__Direction__: Pick out the lines below with "Sweep" and list them.
____
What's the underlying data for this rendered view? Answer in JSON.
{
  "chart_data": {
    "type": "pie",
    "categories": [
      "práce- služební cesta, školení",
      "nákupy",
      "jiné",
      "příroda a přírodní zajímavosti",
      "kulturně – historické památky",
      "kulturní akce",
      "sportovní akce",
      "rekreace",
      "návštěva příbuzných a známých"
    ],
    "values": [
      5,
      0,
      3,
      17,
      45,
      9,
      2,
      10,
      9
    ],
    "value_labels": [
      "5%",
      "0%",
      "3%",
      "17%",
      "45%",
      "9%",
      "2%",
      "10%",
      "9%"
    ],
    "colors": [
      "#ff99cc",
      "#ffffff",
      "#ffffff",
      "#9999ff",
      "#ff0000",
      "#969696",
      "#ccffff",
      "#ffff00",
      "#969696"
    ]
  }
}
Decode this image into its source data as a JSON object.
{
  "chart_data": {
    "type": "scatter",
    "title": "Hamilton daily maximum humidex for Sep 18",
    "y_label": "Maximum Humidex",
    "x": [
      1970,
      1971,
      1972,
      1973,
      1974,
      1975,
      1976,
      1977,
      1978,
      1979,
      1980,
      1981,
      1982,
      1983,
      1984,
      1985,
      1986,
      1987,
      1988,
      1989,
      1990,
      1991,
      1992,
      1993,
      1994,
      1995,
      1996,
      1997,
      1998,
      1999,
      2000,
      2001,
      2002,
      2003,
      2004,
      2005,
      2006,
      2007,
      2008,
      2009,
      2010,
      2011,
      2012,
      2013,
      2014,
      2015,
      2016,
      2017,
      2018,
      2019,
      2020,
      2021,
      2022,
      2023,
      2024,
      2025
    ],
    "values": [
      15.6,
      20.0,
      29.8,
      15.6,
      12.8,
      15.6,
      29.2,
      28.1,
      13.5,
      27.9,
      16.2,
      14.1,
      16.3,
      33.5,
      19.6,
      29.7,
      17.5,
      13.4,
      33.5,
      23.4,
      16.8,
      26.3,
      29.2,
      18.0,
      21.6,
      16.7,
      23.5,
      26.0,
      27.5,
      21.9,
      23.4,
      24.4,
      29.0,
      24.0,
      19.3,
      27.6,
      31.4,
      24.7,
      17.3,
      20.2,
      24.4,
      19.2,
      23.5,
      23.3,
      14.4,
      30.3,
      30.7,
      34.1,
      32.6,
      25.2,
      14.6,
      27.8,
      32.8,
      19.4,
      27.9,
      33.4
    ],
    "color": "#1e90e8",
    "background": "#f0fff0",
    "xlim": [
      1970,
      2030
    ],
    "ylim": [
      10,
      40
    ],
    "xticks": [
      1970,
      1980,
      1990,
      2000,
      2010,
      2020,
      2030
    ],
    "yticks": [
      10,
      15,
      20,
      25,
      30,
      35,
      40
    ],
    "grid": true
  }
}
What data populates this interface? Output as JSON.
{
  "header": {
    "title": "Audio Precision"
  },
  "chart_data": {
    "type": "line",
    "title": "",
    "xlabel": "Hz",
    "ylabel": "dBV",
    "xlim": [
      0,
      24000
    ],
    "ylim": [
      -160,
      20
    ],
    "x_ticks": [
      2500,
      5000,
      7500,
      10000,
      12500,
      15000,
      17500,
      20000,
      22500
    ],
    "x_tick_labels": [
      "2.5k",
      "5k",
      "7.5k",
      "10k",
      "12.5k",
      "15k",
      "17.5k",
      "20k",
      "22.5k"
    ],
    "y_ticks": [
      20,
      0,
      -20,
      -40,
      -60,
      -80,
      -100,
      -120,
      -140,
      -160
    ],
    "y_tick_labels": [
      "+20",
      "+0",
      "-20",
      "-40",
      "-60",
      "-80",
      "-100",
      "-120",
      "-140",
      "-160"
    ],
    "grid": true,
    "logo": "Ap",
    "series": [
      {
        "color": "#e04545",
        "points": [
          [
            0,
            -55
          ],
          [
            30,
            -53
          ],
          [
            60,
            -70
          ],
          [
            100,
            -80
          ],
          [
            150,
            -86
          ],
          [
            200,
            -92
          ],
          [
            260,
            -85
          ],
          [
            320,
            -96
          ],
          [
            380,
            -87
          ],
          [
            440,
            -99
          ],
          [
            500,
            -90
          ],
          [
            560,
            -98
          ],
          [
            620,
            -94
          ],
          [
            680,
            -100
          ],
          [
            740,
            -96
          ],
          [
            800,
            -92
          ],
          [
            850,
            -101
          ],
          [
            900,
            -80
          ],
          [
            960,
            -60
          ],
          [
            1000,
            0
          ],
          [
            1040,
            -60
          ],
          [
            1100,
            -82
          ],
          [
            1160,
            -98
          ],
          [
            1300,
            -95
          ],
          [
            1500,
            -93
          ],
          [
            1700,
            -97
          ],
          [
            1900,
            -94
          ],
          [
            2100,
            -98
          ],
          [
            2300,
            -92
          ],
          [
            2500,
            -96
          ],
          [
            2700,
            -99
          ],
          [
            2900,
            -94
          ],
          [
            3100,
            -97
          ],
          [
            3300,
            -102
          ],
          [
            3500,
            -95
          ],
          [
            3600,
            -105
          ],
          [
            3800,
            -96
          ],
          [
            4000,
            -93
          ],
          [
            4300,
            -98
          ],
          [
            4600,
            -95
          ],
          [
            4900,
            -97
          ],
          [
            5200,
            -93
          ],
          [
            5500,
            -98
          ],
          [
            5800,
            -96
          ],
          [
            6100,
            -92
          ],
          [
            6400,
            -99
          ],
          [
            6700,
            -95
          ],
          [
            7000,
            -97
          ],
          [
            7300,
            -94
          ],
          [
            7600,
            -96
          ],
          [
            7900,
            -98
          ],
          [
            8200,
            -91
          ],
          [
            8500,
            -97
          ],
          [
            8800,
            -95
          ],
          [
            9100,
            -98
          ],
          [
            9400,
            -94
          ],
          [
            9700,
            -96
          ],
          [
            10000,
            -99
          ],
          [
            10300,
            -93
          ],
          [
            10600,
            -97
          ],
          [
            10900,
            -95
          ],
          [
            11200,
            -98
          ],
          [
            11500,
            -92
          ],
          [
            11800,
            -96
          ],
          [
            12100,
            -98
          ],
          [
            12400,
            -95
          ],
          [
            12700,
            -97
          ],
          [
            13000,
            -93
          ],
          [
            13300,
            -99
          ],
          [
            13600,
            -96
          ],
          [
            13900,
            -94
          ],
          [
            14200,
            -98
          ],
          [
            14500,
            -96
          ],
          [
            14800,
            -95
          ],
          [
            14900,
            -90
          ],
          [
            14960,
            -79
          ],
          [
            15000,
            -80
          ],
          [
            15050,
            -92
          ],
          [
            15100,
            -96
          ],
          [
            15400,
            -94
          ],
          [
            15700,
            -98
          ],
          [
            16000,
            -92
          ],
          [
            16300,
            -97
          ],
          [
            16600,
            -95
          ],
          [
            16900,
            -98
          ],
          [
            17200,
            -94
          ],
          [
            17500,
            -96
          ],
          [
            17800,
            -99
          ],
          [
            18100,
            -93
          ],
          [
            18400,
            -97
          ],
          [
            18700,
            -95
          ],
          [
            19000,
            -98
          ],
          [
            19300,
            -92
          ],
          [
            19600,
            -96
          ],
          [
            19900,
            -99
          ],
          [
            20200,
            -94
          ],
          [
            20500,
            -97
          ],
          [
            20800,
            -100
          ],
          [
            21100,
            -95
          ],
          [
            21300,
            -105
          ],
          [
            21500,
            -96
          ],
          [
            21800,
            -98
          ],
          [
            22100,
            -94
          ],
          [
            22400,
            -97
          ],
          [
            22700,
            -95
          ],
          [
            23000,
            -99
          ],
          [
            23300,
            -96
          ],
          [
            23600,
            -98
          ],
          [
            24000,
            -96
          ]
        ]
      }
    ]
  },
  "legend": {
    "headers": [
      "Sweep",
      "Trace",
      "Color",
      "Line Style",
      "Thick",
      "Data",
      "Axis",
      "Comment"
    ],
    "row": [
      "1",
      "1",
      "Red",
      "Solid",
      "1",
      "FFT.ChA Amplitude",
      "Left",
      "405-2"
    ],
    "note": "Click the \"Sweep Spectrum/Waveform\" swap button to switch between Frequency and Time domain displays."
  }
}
____
__Result for this exercise__:
      "Sweep",
    "note": "Click the \"Sweep Spectrum/Waveform\" swap button to switch between Frequency and Time domain displays."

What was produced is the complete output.